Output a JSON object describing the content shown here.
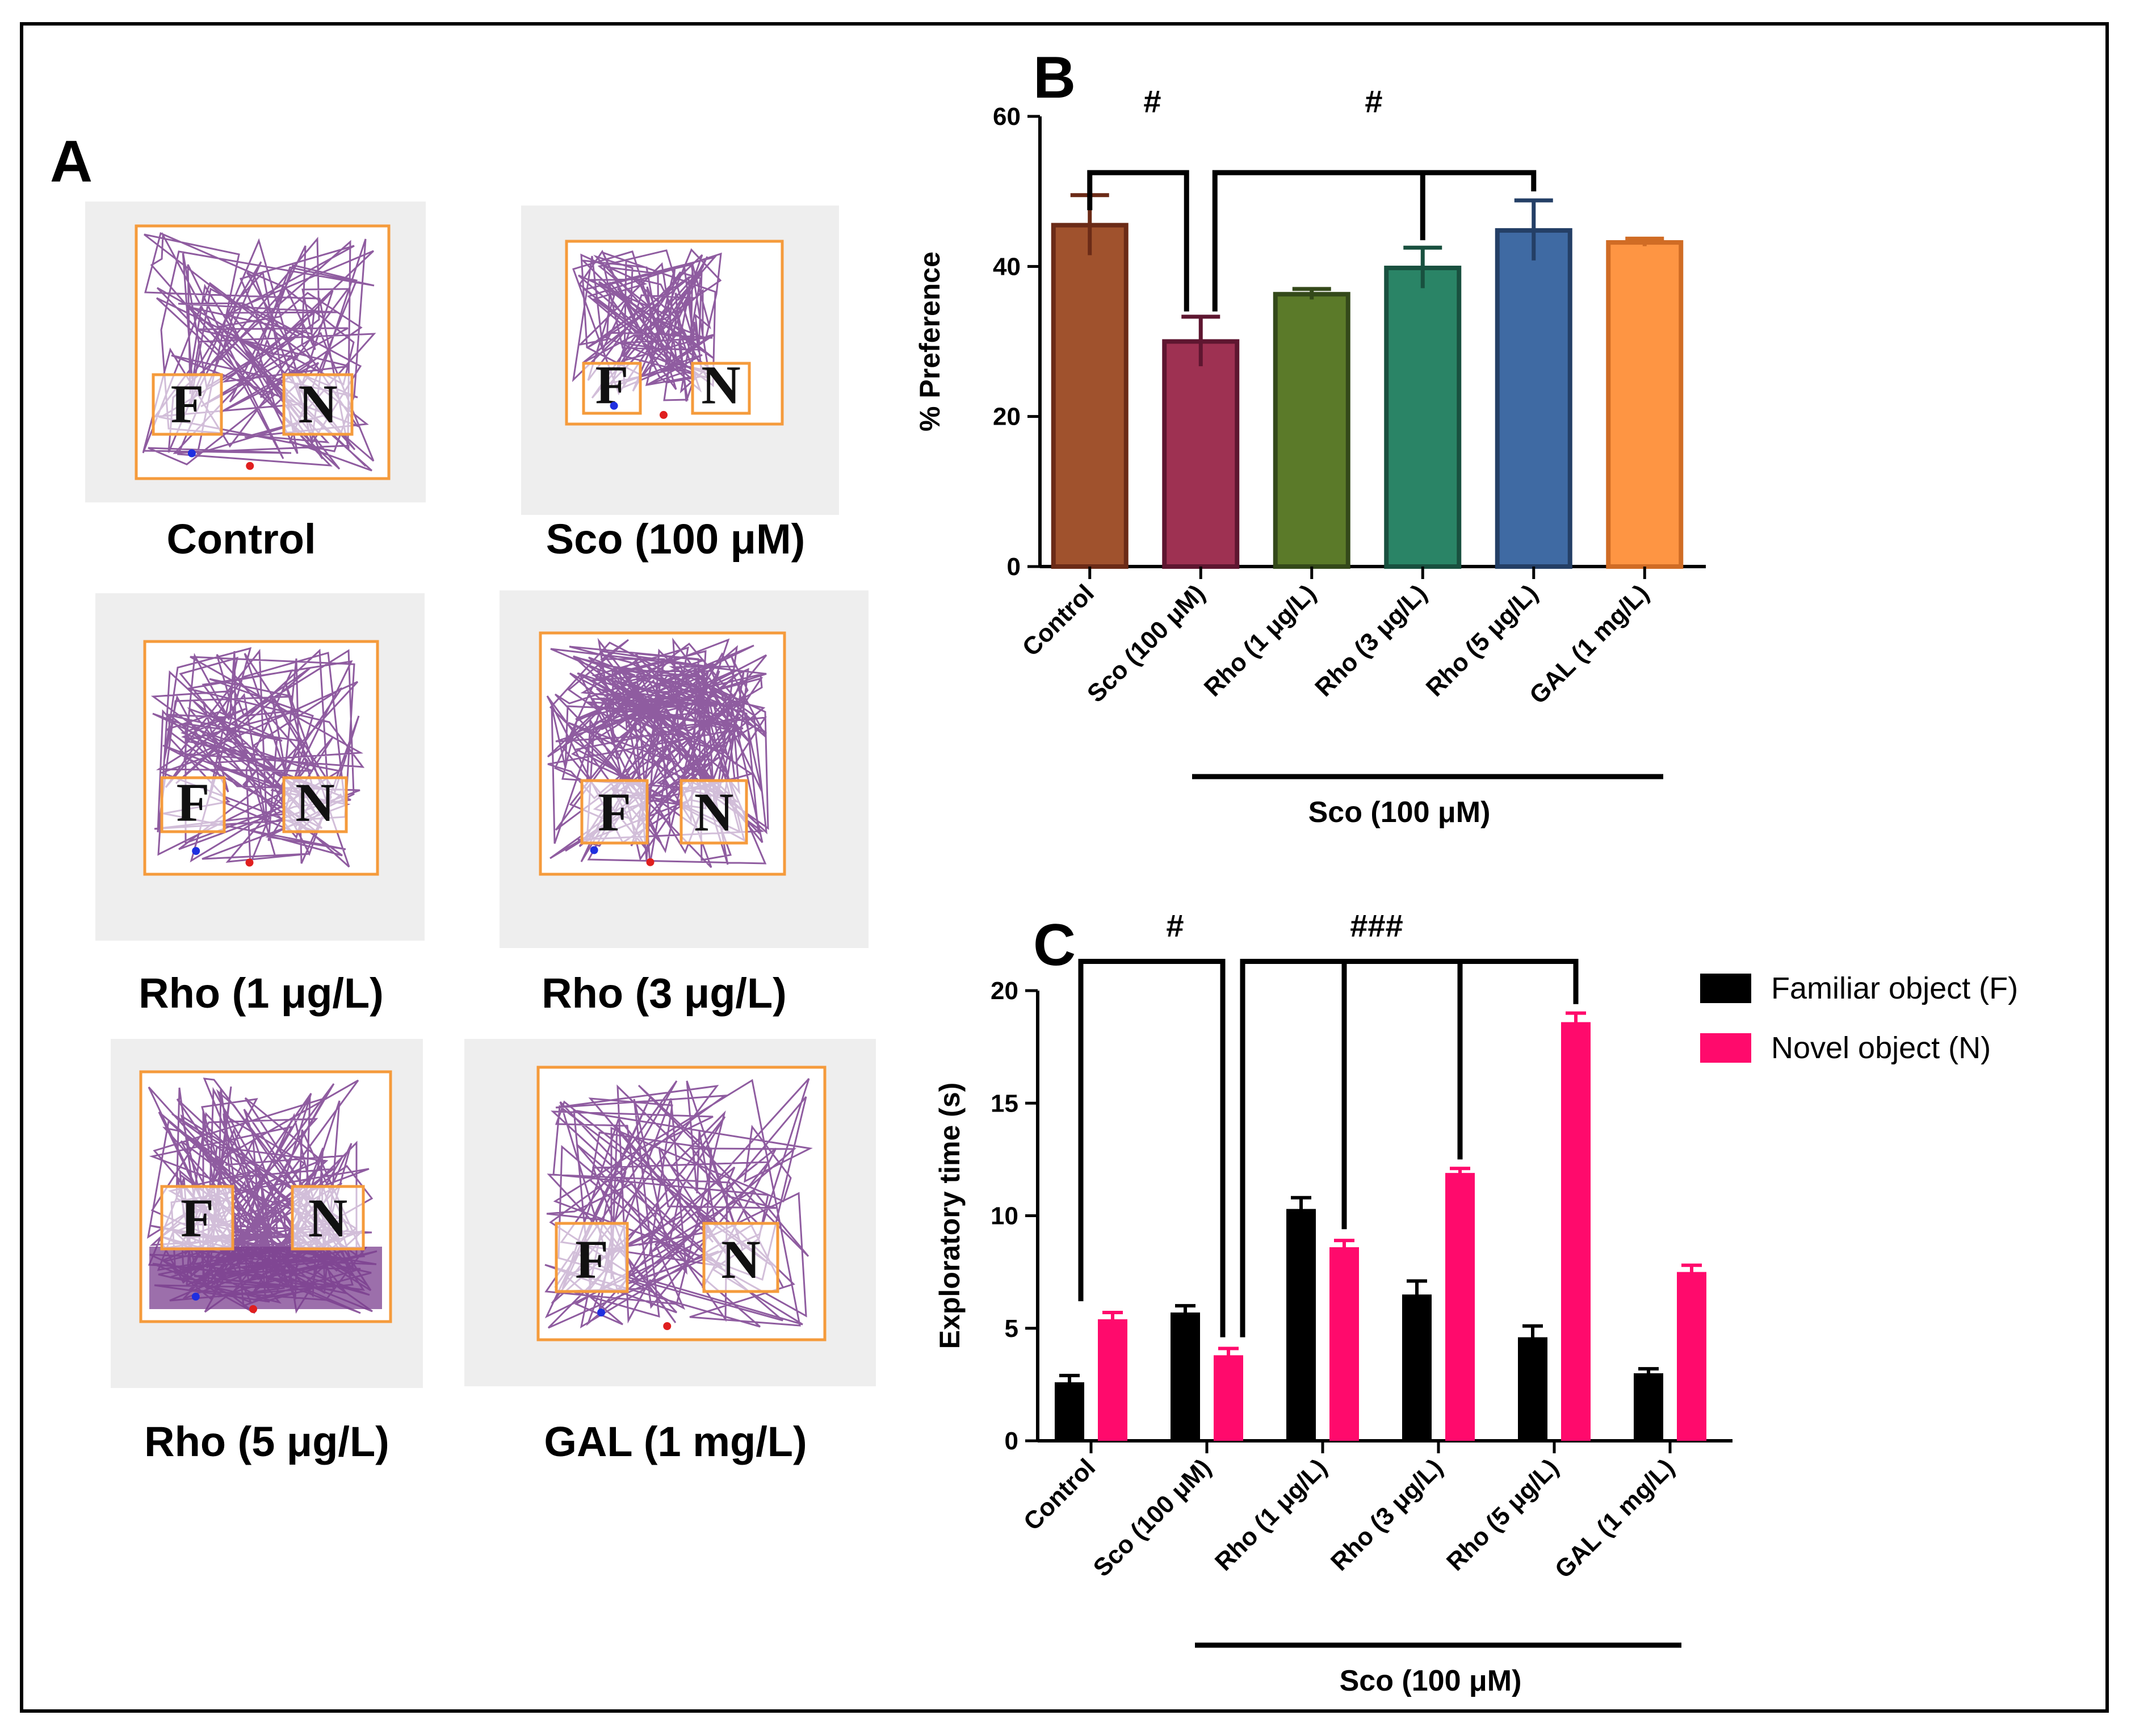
{
  "panels": {
    "a": {
      "letter": "A",
      "thumbs": [
        {
          "label": "Control",
          "F": "F",
          "N": "N"
        },
        {
          "label": "Sco (100 μM)",
          "F": "F",
          "N": "N"
        },
        {
          "label": "Rho (1 μg/L)",
          "F": "F",
          "N": "N"
        },
        {
          "label": "Rho (3 μg/L)",
          "F": "F",
          "N": "N"
        },
        {
          "label": "Rho (5 μg/L)",
          "F": "F",
          "N": "N"
        },
        {
          "label": "GAL (1 mg/L)",
          "F": "F",
          "N": "N"
        }
      ]
    },
    "b": {
      "letter": "B",
      "group_label": "Sco (100 μM)",
      "sig1": "#",
      "sig2": "#"
    },
    "c": {
      "letter": "C",
      "group_label": "Sco (100 μM)",
      "sig1": "#",
      "sig2": "###"
    }
  },
  "colors": {
    "track": "#7b3f8f",
    "arena": "#f59b3c",
    "thumb_bg": "#eeeeee",
    "familiar": "#000000",
    "novel": "#ff0a6c"
  },
  "chart_data": [
    {
      "type": "bar",
      "panel": "B",
      "ylabel": "% Preference",
      "ylim": [
        0,
        60
      ],
      "yticks": [
        0,
        20,
        40,
        60
      ],
      "categories": [
        "Control",
        "Sco (100 μM)",
        "Rho (1 μg/L)",
        "Rho (3 μg/L)",
        "Rho (5 μg/L)",
        "GAL (1 mg/L)"
      ],
      "values": [
        45.5,
        30,
        36.3,
        39.8,
        44.8,
        43.2
      ],
      "errors": [
        4,
        3.3,
        0.7,
        2.7,
        4,
        0.5
      ],
      "fill_colors": [
        "#a0522d",
        "#9e3152",
        "#5b7a29",
        "#2a8466",
        "#3f6aa3",
        "#fe9543"
      ],
      "edge_colors": [
        "#6b2b17",
        "#5e1630",
        "#34491a",
        "#19503f",
        "#243f66",
        "#d06c25"
      ]
    },
    {
      "type": "bar",
      "panel": "C",
      "ylabel": "Exploratory time (s)",
      "ylim": [
        0,
        20
      ],
      "yticks": [
        0,
        5,
        10,
        15,
        20
      ],
      "categories": [
        "Control",
        "Sco (100 μM)",
        "Rho (1 μg/L)",
        "Rho (3 μg/L)",
        "Rho (5 μg/L)",
        "GAL (1 mg/L)"
      ],
      "legend_position": "top-right",
      "series": [
        {
          "name": "Familiar object (F)",
          "color": "#000000",
          "values": [
            2.6,
            5.7,
            10.3,
            6.5,
            4.6,
            3.0
          ],
          "errors": [
            0.3,
            0.3,
            0.5,
            0.6,
            0.5,
            0.2
          ]
        },
        {
          "name": "Novel object (N)",
          "color": "#ff0a6c",
          "values": [
            5.4,
            3.8,
            8.6,
            11.9,
            18.6,
            7.5
          ],
          "errors": [
            0.3,
            0.3,
            0.3,
            0.2,
            0.4,
            0.3
          ]
        }
      ]
    }
  ]
}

________

Show every line of the records above that contains the word "name".

          "name": "Familiar object (F)",
          "name": "Novel object (N)",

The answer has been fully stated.